Emit the data below verbatim, stripping out any pictures.
-------- Records supplied --------
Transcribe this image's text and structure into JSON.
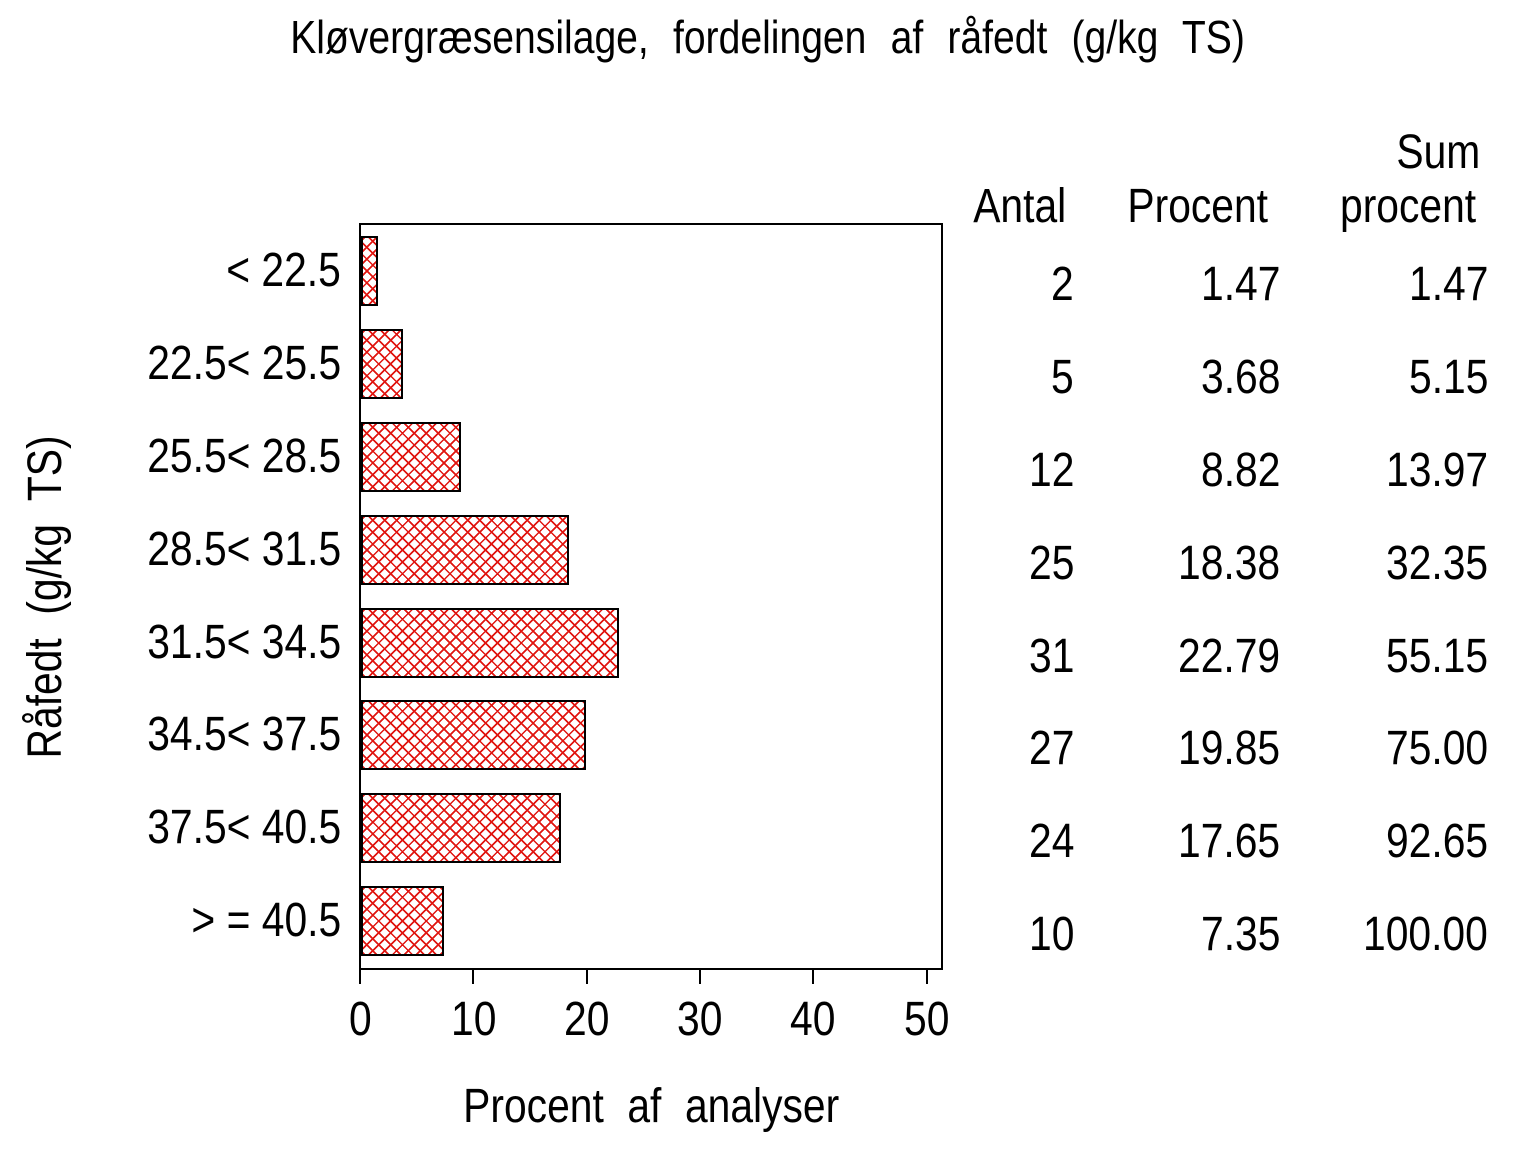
{
  "title": "Kløvergræsensilage, fordelingen af råfedt (g/kg TS)",
  "y_axis": {
    "label": "Råfedt (g/kg TS)"
  },
  "x_axis": {
    "label": "Procent af analyser",
    "ticks": [
      "0",
      "10",
      "20",
      "30",
      "40",
      "50"
    ]
  },
  "table": {
    "col1_header": "Antal",
    "col2_header": "Procent",
    "col3_header_line1": "Sum",
    "col3_header_line2": "procent"
  },
  "rows": [
    {
      "category": "< 22.5",
      "antal": "2",
      "procent": "1.47",
      "sum_procent": "1.47"
    },
    {
      "category": "22.5< 25.5",
      "antal": "5",
      "procent": "3.68",
      "sum_procent": "5.15"
    },
    {
      "category": "25.5< 28.5",
      "antal": "12",
      "procent": "8.82",
      "sum_procent": "13.97"
    },
    {
      "category": "28.5< 31.5",
      "antal": "25",
      "procent": "18.38",
      "sum_procent": "32.35"
    },
    {
      "category": "31.5< 34.5",
      "antal": "31",
      "procent": "22.79",
      "sum_procent": "55.15"
    },
    {
      "category": "34.5< 37.5",
      "antal": "27",
      "procent": "19.85",
      "sum_procent": "75.00"
    },
    {
      "category": "37.5< 40.5",
      "antal": "24",
      "procent": "17.65",
      "sum_procent": "92.65"
    },
    {
      "category": "> = 40.5",
      "antal": "10",
      "procent": "7.35",
      "sum_procent": "100.00"
    }
  ],
  "chart_data": {
    "type": "bar",
    "orientation": "horizontal",
    "title": "Kløvergræsensilage, fordelingen af råfedt (g/kg TS)",
    "xlabel": "Procent af analyser",
    "ylabel": "Råfedt (g/kg TS)",
    "xlim": [
      0,
      50
    ],
    "x_ticks": [
      0,
      10,
      20,
      30,
      40,
      50
    ],
    "grid": false,
    "legend": "none",
    "categories": [
      "< 22.5",
      "22.5< 25.5",
      "25.5< 28.5",
      "28.5< 31.5",
      "31.5< 34.5",
      "34.5< 37.5",
      "37.5< 40.5",
      "> = 40.5"
    ],
    "series": [
      {
        "name": "Procent af analyser",
        "values": [
          1.47,
          3.68,
          8.82,
          18.38,
          22.79,
          19.85,
          17.65,
          7.35
        ]
      },
      {
        "name": "Antal",
        "values": [
          2,
          5,
          12,
          25,
          31,
          27,
          24,
          10
        ]
      },
      {
        "name": "Sum procent",
        "values": [
          1.47,
          5.15,
          13.97,
          32.35,
          55.15,
          75.0,
          92.65,
          100.0
        ]
      }
    ],
    "bar_style": {
      "fill_pattern": "red-crosshatch",
      "pattern_color": "#e01510",
      "border_color": "#000000",
      "background_color": "#ffffff"
    }
  }
}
--------
→ **Answer to this exercise**:
Transcribe this image's text and structure into JSON.
{
  "title": "Kløvergræsensilage, fordelingen af råfedt (g/kg TS)",
  "y_axis": {
    "label": "Råfedt (g/kg TS)"
  },
  "x_axis": {
    "label": "Procent af analyser",
    "ticks": [
      "0",
      "10",
      "20",
      "30",
      "40",
      "50"
    ]
  },
  "table": {
    "col1_header": "Antal",
    "col2_header": "Procent",
    "col3_header_line1": "Sum",
    "col3_header_line2": "procent"
  },
  "rows": [
    {
      "category": "< 22.5",
      "antal": "2",
      "procent": "1.47",
      "sum_procent": "1.47"
    },
    {
      "category": "22.5< 25.5",
      "antal": "5",
      "procent": "3.68",
      "sum_procent": "5.15"
    },
    {
      "category": "25.5< 28.5",
      "antal": "12",
      "procent": "8.82",
      "sum_procent": "13.97"
    },
    {
      "category": "28.5< 31.5",
      "antal": "25",
      "procent": "18.38",
      "sum_procent": "32.35"
    },
    {
      "category": "31.5< 34.5",
      "antal": "31",
      "procent": "22.79",
      "sum_procent": "55.15"
    },
    {
      "category": "34.5< 37.5",
      "antal": "27",
      "procent": "19.85",
      "sum_procent": "75.00"
    },
    {
      "category": "37.5< 40.5",
      "antal": "24",
      "procent": "17.65",
      "sum_procent": "92.65"
    },
    {
      "category": "> = 40.5",
      "antal": "10",
      "procent": "7.35",
      "sum_procent": "100.00"
    }
  ],
  "chart_data": {
    "type": "bar",
    "orientation": "horizontal",
    "title": "Kløvergræsensilage, fordelingen af råfedt (g/kg TS)",
    "xlabel": "Procent af analyser",
    "ylabel": "Råfedt (g/kg TS)",
    "xlim": [
      0,
      50
    ],
    "x_ticks": [
      0,
      10,
      20,
      30,
      40,
      50
    ],
    "grid": false,
    "legend": "none",
    "categories": [
      "< 22.5",
      "22.5< 25.5",
      "25.5< 28.5",
      "28.5< 31.5",
      "31.5< 34.5",
      "34.5< 37.5",
      "37.5< 40.5",
      "> = 40.5"
    ],
    "series": [
      {
        "name": "Procent af analyser",
        "values": [
          1.47,
          3.68,
          8.82,
          18.38,
          22.79,
          19.85,
          17.65,
          7.35
        ]
      },
      {
        "name": "Antal",
        "values": [
          2,
          5,
          12,
          25,
          31,
          27,
          24,
          10
        ]
      },
      {
        "name": "Sum procent",
        "values": [
          1.47,
          5.15,
          13.97,
          32.35,
          55.15,
          75.0,
          92.65,
          100.0
        ]
      }
    ],
    "bar_style": {
      "fill_pattern": "red-crosshatch",
      "pattern_color": "#e01510",
      "border_color": "#000000",
      "background_color": "#ffffff"
    }
  }
}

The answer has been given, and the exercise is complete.